===== SUPPLIED DATA =====
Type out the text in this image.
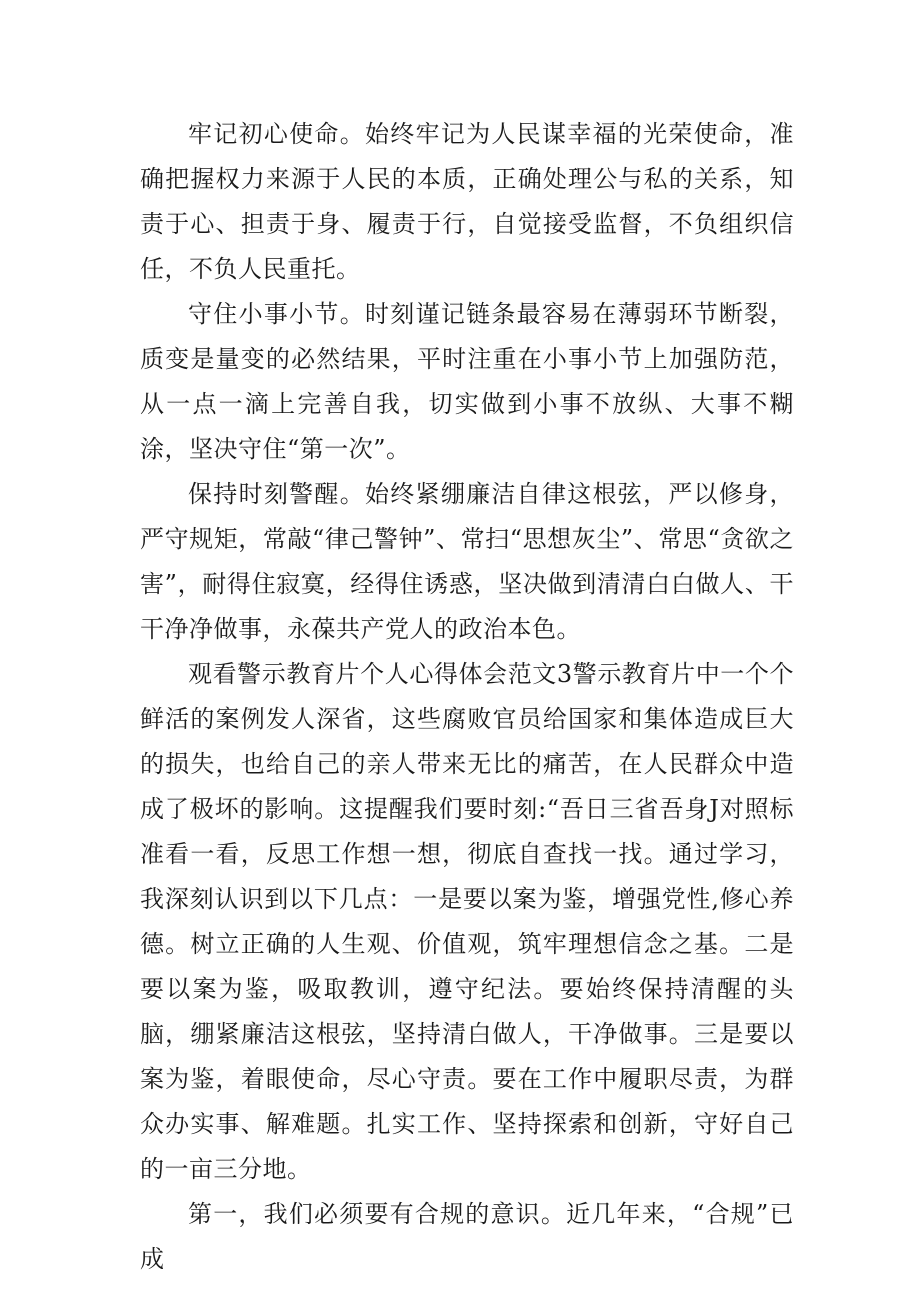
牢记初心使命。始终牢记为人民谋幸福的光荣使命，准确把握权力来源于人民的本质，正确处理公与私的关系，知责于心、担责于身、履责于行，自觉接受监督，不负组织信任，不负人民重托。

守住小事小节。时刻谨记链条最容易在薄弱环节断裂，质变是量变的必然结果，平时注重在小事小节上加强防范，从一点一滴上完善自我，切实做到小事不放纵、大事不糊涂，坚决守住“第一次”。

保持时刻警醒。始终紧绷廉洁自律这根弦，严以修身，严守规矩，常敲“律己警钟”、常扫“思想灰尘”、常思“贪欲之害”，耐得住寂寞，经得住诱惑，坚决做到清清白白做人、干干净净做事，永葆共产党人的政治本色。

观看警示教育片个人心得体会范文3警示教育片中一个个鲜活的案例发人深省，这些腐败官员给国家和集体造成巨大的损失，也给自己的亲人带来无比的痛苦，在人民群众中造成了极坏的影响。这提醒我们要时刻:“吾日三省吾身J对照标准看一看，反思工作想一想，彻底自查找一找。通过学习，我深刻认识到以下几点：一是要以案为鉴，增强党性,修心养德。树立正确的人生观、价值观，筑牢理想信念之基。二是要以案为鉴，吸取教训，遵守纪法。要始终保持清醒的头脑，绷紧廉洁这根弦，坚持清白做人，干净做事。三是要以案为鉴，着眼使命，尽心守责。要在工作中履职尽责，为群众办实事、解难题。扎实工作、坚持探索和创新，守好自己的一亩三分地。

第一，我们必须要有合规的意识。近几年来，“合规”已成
=====
= SET PROBLEM =
Repeat the material above in full and unchanged, minus its images.

= PROBLEM SOLUTION =
Type out the text in this image.
牢记初心使命。始终牢记为人民谋幸福的光荣使命，准确把握权力来源于人民的本质，正确处理公与私的关系，知责于心、担责于身、履责于行，自觉接受监督，不负组织信任，不负人民重托。

守住小事小节。时刻谨记链条最容易在薄弱环节断裂，质变是量变的必然结果，平时注重在小事小节上加强防范，从一点一滴上完善自我，切实做到小事不放纵、大事不糊涂，坚决守住“第一次”。

保持时刻警醒。始终紧绷廉洁自律这根弦，严以修身，严守规矩，常敲“律己警钟”、常扫“思想灰尘”、常思“贪欲之害”，耐得住寂寞，经得住诱惑，坚决做到清清白白做人、干干净净做事，永葆共产党人的政治本色。

观看警示教育片个人心得体会范文3警示教育片中一个个鲜活的案例发人深省，这些腐败官员给国家和集体造成巨大的损失，也给自己的亲人带来无比的痛苦，在人民群众中造成了极坏的影响。这提醒我们要时刻:“吾日三省吾身J对照标准看一看，反思工作想一想，彻底自查找一找。通过学习，我深刻认识到以下几点：一是要以案为鉴，增强党性,修心养德。树立正确的人生观、价值观，筑牢理想信念之基。二是要以案为鉴，吸取教训，遵守纪法。要始终保持清醒的头脑，绷紧廉洁这根弦，坚持清白做人，干净做事。三是要以案为鉴，着眼使命，尽心守责。要在工作中履职尽责，为群众办实事、解难题。扎实工作、坚持探索和创新，守好自己的一亩三分地。

第一，我们必须要有合规的意识。近几年来，“合规”已成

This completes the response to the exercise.